* _RECORDS SUPPLIED_
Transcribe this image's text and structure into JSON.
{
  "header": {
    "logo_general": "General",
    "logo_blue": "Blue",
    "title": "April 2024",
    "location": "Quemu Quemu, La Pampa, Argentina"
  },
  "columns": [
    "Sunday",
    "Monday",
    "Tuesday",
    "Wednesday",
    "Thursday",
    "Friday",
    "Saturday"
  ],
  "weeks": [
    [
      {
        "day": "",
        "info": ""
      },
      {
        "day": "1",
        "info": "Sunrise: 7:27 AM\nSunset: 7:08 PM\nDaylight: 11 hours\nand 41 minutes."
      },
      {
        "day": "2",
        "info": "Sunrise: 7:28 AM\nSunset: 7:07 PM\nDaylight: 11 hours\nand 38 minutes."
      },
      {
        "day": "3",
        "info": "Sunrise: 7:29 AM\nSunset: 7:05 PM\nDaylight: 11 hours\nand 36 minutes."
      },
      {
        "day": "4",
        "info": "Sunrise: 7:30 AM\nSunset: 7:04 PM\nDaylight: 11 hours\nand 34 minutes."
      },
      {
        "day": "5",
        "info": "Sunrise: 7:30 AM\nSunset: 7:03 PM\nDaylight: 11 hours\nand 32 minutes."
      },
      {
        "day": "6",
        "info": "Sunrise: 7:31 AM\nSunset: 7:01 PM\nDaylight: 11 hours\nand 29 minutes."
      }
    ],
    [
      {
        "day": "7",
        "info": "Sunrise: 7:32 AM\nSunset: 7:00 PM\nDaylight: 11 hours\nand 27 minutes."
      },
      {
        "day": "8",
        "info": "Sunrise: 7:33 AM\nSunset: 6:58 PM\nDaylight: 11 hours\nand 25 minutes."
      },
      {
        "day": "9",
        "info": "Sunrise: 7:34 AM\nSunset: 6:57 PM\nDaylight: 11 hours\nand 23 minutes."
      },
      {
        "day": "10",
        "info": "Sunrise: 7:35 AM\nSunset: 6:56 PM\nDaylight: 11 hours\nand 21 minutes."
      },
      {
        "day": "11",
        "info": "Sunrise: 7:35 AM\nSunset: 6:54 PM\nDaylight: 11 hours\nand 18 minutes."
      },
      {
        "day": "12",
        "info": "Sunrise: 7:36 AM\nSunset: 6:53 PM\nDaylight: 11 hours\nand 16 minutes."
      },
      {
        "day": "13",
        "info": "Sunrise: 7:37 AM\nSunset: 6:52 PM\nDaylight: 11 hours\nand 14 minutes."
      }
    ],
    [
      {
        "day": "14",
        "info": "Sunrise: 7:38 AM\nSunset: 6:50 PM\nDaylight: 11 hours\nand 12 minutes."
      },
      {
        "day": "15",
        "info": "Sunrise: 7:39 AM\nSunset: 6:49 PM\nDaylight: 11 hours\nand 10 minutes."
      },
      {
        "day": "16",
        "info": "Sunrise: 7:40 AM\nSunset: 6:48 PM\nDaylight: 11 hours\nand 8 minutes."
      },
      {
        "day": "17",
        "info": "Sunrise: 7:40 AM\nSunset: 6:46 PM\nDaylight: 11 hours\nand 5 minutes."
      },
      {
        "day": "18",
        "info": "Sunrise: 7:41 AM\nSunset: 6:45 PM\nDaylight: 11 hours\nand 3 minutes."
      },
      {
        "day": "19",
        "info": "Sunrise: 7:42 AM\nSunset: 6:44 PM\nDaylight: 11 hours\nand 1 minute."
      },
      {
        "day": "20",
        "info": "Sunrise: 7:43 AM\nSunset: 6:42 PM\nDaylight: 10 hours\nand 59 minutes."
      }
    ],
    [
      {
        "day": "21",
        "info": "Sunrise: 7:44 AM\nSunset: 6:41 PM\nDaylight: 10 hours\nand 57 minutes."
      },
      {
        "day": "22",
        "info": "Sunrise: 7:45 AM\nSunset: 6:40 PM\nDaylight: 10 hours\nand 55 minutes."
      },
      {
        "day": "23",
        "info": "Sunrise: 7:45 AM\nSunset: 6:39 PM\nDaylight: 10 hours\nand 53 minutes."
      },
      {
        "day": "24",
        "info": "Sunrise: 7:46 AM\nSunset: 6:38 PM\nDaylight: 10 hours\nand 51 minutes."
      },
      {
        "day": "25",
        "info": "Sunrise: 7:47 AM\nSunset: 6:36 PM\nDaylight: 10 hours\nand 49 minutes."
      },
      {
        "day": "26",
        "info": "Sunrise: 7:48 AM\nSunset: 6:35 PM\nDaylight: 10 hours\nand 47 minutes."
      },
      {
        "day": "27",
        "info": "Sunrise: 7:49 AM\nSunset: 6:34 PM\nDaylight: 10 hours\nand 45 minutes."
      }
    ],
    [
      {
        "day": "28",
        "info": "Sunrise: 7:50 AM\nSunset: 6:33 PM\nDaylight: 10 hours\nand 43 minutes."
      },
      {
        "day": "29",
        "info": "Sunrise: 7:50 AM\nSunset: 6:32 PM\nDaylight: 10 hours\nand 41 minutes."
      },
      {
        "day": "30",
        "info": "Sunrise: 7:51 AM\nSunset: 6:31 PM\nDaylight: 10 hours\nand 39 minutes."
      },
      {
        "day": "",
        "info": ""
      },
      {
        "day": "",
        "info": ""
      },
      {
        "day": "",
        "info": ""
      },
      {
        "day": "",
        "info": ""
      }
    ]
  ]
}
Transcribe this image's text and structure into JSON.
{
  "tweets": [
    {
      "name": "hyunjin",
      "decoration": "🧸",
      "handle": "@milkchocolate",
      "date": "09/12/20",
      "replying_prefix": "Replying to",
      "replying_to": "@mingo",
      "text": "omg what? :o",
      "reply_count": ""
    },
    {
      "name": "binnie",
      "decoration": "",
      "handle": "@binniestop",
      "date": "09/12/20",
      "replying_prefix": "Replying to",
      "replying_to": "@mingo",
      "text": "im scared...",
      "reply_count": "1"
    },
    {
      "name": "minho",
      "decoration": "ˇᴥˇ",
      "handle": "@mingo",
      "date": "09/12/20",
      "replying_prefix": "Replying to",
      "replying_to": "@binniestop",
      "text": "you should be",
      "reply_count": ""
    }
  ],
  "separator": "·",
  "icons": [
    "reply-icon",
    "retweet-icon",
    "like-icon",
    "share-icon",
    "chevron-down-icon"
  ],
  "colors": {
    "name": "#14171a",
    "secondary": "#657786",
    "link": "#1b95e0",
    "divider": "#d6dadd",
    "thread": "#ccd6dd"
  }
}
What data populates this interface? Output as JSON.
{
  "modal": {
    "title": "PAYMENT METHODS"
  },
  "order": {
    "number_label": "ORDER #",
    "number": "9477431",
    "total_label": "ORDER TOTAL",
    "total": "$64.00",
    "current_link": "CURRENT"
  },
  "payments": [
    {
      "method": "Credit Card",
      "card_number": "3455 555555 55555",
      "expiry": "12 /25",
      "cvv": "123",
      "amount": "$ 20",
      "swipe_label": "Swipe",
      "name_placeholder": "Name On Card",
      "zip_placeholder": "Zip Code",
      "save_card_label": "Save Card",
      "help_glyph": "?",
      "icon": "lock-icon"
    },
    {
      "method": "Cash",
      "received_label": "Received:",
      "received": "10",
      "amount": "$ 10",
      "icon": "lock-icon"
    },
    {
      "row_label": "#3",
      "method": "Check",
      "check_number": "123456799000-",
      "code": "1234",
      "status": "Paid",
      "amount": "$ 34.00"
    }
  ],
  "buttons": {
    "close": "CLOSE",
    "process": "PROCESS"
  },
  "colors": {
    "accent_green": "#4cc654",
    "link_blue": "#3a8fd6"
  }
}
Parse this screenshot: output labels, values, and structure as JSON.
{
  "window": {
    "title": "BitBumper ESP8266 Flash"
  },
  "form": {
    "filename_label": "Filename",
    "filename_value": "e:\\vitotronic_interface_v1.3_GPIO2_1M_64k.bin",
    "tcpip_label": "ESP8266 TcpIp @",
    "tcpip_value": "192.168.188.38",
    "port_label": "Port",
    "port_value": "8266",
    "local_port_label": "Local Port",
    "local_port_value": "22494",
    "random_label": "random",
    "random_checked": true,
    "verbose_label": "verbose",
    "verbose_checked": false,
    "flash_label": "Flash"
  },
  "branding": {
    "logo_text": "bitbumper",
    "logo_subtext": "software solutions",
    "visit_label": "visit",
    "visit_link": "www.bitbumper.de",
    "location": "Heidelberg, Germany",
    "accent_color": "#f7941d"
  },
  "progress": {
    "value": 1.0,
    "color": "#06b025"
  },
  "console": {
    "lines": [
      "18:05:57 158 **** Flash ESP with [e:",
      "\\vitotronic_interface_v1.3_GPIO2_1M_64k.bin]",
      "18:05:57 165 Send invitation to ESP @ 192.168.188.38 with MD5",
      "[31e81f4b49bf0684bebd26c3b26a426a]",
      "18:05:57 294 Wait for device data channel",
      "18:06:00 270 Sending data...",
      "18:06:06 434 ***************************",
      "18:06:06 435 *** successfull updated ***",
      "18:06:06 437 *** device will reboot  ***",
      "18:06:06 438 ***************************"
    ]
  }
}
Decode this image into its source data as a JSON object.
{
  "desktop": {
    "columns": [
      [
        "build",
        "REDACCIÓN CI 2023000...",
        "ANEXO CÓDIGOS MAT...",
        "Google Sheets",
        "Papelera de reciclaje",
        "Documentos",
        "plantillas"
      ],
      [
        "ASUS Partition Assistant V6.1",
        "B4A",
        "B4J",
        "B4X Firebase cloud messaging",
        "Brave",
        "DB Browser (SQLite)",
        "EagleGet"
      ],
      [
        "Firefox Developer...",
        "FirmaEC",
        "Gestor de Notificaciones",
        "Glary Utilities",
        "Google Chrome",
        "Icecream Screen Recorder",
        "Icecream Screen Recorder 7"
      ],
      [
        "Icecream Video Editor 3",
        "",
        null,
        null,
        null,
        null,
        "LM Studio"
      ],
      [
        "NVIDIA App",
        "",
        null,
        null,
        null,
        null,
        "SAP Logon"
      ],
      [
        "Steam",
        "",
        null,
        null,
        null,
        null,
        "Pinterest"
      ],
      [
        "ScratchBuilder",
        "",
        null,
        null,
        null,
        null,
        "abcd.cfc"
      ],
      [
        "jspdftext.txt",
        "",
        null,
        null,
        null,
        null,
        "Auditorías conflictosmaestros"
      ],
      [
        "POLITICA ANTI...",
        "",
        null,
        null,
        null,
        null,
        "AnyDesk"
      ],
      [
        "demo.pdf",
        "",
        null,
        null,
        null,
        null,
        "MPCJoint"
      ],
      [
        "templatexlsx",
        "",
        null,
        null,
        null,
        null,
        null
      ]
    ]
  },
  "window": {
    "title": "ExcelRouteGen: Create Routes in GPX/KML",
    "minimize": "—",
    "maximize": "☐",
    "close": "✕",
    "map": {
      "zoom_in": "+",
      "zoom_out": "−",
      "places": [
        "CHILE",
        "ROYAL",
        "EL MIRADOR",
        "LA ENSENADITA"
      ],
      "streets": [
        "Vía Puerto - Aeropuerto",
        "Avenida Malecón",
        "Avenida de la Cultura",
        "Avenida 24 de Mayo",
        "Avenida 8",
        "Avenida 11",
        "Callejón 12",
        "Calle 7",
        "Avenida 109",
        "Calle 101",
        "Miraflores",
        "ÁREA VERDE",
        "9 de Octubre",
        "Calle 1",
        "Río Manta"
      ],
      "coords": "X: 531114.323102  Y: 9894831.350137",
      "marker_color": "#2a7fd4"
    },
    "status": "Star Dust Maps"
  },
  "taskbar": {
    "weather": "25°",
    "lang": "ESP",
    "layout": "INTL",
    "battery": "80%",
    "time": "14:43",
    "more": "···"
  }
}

* _PROBLEM STATEMENT_
Gather each line of the listing that holds the string "decoration".

* _FINISHED ANSWER_
      "decoration": "🧸",
      "decoration": "",
      "decoration": "ˇᴥˇ",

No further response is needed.